**WHAT YOU SHOULD DO:**
What does the behavioral finance message below say from "You may want" up to and including "are private investors."? Reproduce that passage word for word.

**PAGE TEXT:**

#####

You may want to be aware that Behavioural Finance is a specialised
discipline in academia. Some of the members here are researchers at
university, some are in the financial sector including hedge funds,
and some are private investors.

As you might imagine, others are and have been applying BF to their
investment thinking for years. I know that some hang out at
seekingalpha.com

Jan

--- In Behavioral-Finance@yahoogroups.com, Robert <tactile8888@...>
wrote:
>
> Hi Peter.
>
> Nice to hear from you.
>
> Phrasing it as "a dusty corner of bubbleland" is a bit
> of a spin on what I'm trying to get the group mind's
> view of.
>
> I think that investing in natural resources is still a
> good area, even though it has had strong appreciation
> for several years...gas, chemicals, etc.  And defense
> as well!! (Bush and Congress---and other
> countries--have an insatiable need for those things.)
>
> I don't think the subprime market will have much
> effect---the real estate bust was obvious as I believe
> in cycles of everything (and also knowing real estate
> investing too).

#####

**GIVEN DATA:**
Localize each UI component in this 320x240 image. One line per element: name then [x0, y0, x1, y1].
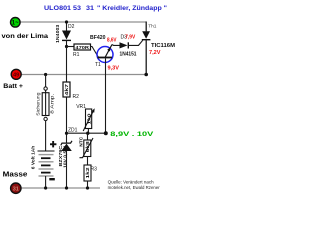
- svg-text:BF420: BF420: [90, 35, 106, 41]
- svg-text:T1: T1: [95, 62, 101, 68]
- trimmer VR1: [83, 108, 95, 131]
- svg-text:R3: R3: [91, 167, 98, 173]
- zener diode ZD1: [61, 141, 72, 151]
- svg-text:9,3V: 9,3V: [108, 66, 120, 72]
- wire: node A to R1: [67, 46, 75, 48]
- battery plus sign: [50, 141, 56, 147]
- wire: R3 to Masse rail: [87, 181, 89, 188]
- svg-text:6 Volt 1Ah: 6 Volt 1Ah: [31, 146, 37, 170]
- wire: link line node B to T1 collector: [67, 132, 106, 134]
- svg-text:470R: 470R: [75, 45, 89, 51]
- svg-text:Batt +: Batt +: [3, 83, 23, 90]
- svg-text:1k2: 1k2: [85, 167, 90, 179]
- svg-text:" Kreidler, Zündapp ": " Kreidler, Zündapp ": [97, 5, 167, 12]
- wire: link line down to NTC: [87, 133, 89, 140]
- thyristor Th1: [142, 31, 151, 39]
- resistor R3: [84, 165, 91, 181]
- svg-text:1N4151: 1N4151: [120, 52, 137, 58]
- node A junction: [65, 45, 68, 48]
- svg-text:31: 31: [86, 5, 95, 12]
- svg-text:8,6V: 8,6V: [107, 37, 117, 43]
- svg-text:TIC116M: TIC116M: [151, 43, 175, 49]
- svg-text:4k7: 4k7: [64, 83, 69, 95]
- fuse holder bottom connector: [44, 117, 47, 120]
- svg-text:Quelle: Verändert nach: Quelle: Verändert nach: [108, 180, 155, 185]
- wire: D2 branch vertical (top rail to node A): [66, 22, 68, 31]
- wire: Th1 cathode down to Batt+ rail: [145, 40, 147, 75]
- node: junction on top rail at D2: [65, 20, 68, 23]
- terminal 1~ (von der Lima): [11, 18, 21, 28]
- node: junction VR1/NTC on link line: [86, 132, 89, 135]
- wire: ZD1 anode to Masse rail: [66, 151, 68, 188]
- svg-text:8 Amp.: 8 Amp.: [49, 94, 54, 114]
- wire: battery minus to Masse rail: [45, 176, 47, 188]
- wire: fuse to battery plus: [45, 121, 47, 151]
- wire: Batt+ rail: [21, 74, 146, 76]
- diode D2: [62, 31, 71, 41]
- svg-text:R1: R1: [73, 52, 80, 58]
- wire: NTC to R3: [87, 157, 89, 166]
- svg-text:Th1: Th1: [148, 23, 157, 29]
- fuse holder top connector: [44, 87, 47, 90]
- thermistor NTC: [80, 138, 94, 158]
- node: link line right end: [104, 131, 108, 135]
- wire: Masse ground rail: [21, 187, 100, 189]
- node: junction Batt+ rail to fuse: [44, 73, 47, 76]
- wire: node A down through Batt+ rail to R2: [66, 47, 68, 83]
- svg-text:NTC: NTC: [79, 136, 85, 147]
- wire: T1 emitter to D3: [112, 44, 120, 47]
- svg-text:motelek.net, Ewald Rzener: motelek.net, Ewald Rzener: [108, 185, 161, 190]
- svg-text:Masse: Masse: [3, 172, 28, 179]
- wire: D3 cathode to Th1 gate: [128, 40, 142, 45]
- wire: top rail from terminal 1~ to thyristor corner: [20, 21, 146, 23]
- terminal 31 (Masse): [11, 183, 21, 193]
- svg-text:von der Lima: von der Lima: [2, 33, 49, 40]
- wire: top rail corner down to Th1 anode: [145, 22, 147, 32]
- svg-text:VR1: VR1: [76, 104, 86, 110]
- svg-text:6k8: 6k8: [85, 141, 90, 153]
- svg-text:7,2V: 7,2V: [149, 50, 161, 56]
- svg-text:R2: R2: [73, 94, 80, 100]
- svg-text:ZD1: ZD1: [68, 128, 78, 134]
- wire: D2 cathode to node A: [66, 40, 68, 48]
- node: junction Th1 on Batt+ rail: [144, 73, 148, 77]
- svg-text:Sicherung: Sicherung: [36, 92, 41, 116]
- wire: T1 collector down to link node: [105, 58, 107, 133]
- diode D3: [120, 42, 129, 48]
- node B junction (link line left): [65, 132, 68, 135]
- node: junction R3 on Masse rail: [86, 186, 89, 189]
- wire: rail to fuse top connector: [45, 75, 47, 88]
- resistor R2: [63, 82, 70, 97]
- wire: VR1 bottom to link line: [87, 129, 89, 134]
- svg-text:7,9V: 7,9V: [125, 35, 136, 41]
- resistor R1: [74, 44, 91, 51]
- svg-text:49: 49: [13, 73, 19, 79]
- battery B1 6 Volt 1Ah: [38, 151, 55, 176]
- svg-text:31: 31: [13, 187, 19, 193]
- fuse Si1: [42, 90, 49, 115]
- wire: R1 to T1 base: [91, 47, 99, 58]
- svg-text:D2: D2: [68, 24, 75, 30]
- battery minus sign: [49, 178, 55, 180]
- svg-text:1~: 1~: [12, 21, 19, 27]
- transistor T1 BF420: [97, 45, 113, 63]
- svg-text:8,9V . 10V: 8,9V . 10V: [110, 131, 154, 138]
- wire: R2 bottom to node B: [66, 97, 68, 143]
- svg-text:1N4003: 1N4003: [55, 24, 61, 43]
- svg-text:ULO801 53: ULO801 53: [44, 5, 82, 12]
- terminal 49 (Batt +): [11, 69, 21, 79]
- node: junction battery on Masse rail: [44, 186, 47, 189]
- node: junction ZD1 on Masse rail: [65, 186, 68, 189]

#####

**EXERCISE OUTPUT:**
You may want to be aware that Behavioural Finance is a specialised
discipline in academia. Some of the members here are researchers at
university, some are in the financial sector including hedge funds,
and some are private investors.